- _WORK INSTRUCTIONS_
Reproduce the data in its entirety, exactly as supplied.

>> start

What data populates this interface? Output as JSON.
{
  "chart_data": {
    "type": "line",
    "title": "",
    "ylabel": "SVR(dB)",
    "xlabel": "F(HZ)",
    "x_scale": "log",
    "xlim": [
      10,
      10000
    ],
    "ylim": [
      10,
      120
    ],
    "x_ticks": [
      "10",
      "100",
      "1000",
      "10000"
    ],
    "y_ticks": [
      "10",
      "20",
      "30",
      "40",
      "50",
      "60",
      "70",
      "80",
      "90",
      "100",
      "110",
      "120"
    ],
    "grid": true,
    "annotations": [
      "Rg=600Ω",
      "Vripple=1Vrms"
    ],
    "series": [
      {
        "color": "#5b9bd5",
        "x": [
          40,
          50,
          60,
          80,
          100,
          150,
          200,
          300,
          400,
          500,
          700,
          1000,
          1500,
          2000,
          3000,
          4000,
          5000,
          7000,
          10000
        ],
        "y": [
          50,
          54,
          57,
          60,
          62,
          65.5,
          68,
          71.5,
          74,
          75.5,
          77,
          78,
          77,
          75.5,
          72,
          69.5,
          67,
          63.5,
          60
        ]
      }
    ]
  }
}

>> end

- _OUTPUT BELOW_
What data populates this interface? Output as JSON.
{
  "chart_data": {
    "type": "line",
    "title": "",
    "ylabel": "SVR(dB)",
    "xlabel": "F(HZ)",
    "x_scale": "log",
    "xlim": [
      10,
      10000
    ],
    "ylim": [
      10,
      120
    ],
    "x_ticks": [
      "10",
      "100",
      "1000",
      "10000"
    ],
    "y_ticks": [
      "10",
      "20",
      "30",
      "40",
      "50",
      "60",
      "70",
      "80",
      "90",
      "100",
      "110",
      "120"
    ],
    "grid": true,
    "annotations": [
      "Rg=600Ω",
      "Vripple=1Vrms"
    ],
    "series": [
      {
        "color": "#5b9bd5",
        "x": [
          40,
          50,
          60,
          80,
          100,
          150,
          200,
          300,
          400,
          500,
          700,
          1000,
          1500,
          2000,
          3000,
          4000,
          5000,
          7000,
          10000
        ],
        "y": [
          50,
          54,
          57,
          60,
          62,
          65.5,
          68,
          71.5,
          74,
          75.5,
          77,
          78,
          77,
          75.5,
          72,
          69.5,
          67,
          63.5,
          60
        ]
      }
    ]
  }
}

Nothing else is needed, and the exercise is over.